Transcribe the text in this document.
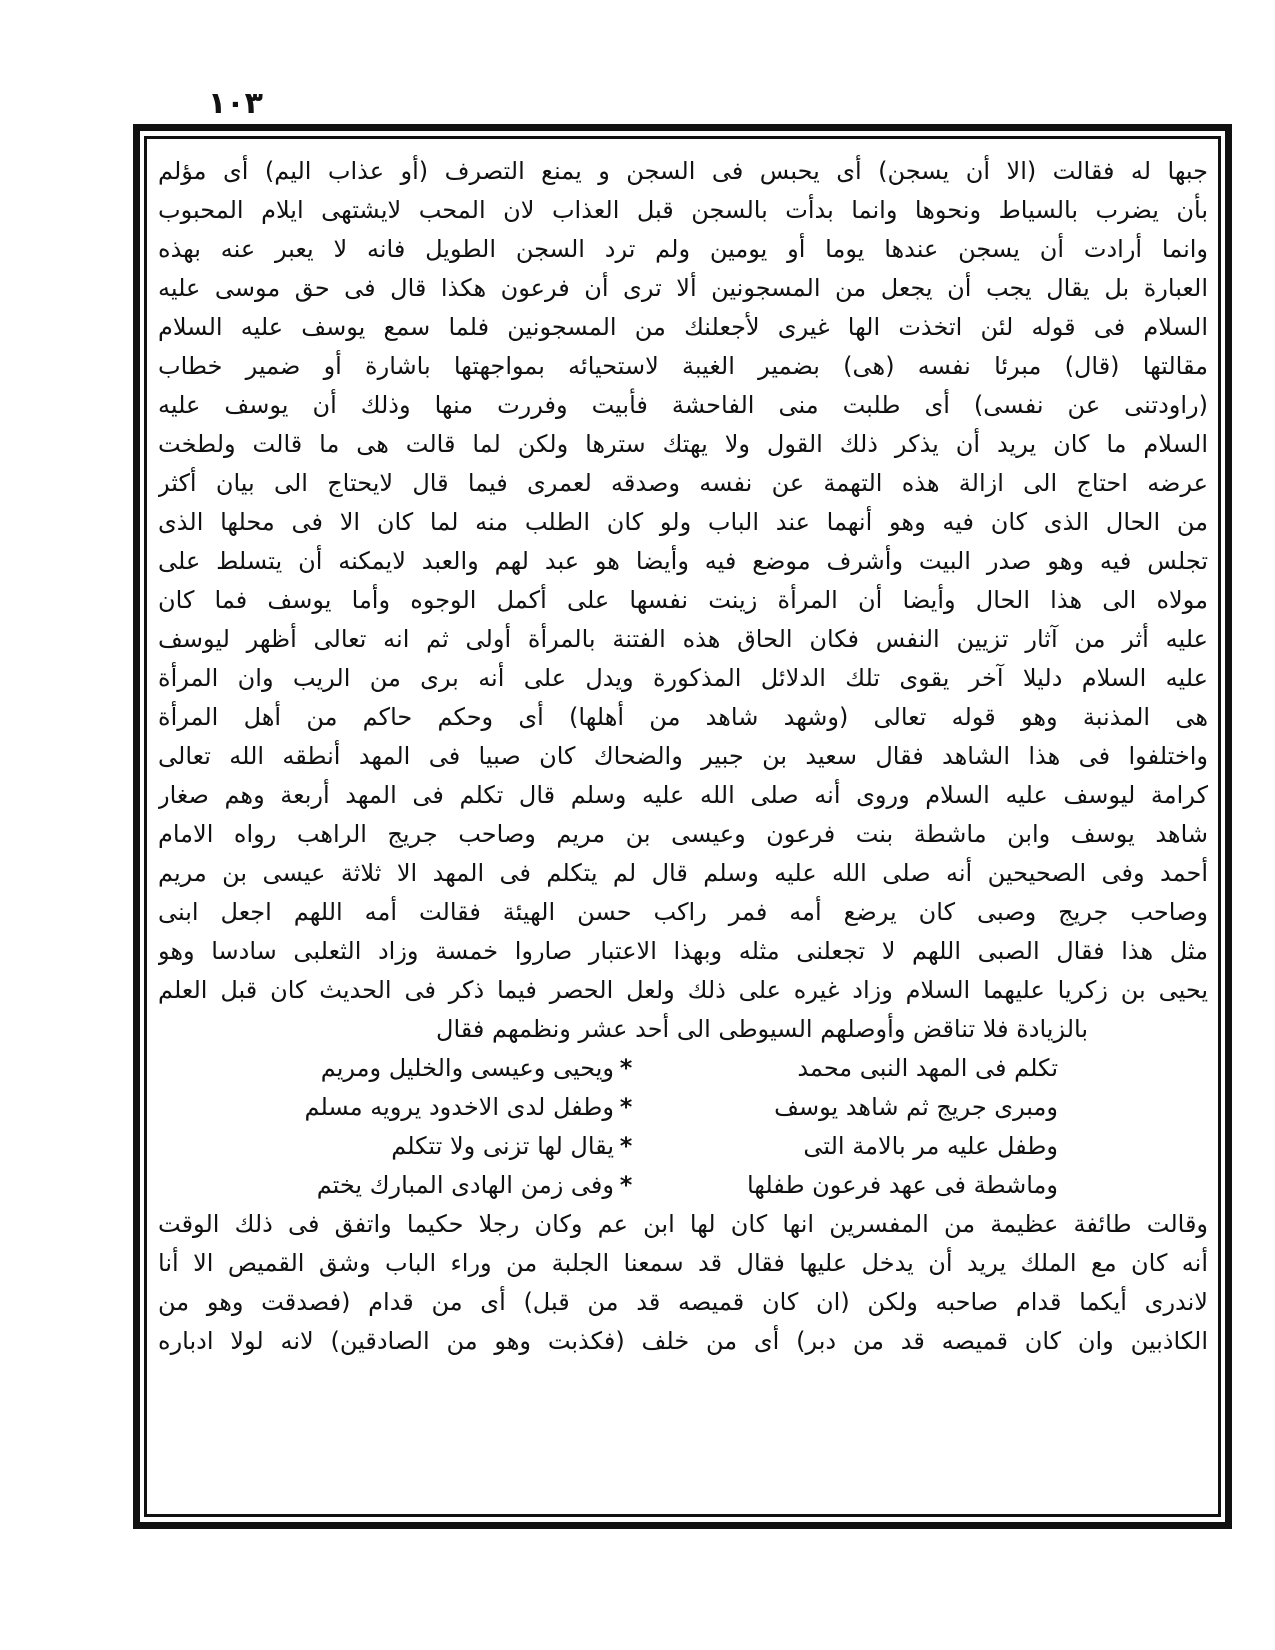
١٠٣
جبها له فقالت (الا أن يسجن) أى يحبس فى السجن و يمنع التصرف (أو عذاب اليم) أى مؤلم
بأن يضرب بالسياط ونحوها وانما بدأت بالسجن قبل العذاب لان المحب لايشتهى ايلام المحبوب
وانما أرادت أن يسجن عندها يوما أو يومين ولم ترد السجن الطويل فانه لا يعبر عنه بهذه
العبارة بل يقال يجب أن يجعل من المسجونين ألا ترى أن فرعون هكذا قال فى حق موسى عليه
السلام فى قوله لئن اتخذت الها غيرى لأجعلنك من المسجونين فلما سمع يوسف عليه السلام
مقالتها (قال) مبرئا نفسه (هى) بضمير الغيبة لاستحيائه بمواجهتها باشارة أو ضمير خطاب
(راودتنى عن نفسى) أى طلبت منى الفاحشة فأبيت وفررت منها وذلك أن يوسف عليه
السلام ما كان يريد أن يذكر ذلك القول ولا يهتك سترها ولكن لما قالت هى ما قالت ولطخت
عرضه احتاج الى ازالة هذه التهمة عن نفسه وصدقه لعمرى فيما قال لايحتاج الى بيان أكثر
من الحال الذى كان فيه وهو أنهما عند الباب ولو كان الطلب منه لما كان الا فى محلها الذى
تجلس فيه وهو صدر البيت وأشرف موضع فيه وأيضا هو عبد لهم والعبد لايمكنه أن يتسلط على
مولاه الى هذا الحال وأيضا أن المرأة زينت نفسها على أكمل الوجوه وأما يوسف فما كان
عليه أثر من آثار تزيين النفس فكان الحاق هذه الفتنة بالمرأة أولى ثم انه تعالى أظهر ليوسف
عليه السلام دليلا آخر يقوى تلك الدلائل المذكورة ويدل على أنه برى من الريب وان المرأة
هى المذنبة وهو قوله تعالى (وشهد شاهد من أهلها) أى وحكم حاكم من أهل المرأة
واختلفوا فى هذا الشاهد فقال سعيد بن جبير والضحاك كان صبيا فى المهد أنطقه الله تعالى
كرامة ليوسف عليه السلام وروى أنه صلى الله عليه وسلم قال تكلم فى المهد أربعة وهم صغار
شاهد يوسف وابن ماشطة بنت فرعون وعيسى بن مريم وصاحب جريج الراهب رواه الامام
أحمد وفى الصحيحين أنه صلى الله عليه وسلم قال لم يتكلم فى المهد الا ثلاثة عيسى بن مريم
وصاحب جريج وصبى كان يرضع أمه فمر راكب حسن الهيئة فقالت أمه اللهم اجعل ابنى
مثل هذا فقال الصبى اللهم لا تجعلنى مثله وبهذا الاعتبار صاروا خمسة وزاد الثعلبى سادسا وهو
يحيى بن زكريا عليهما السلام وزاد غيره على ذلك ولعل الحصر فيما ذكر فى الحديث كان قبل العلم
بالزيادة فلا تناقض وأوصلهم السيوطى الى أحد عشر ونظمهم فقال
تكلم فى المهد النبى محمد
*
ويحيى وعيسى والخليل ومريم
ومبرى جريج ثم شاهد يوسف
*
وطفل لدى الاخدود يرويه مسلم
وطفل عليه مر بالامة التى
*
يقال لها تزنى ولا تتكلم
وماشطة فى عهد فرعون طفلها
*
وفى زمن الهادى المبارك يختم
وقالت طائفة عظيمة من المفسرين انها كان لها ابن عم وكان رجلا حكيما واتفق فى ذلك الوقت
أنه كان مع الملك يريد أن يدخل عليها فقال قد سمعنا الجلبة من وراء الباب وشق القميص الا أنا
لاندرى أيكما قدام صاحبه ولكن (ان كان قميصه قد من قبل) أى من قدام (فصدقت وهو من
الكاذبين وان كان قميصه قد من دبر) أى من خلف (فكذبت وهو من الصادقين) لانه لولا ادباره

○ ○ ○

- PROBLEM STATEMENT:
Which lines contain the word "قميصه"? Return each of them.

- RIGHT ANSWER:
لاندرى أيكما قدام صاحبه ولكن (ان كان قميصه قد من قبل) أى من قدام (فصدقت وهو من
الكاذبين وان كان قميصه قد من دبر) أى من خلف (فكذبت وهو من الصادقين) لانه لولا ادباره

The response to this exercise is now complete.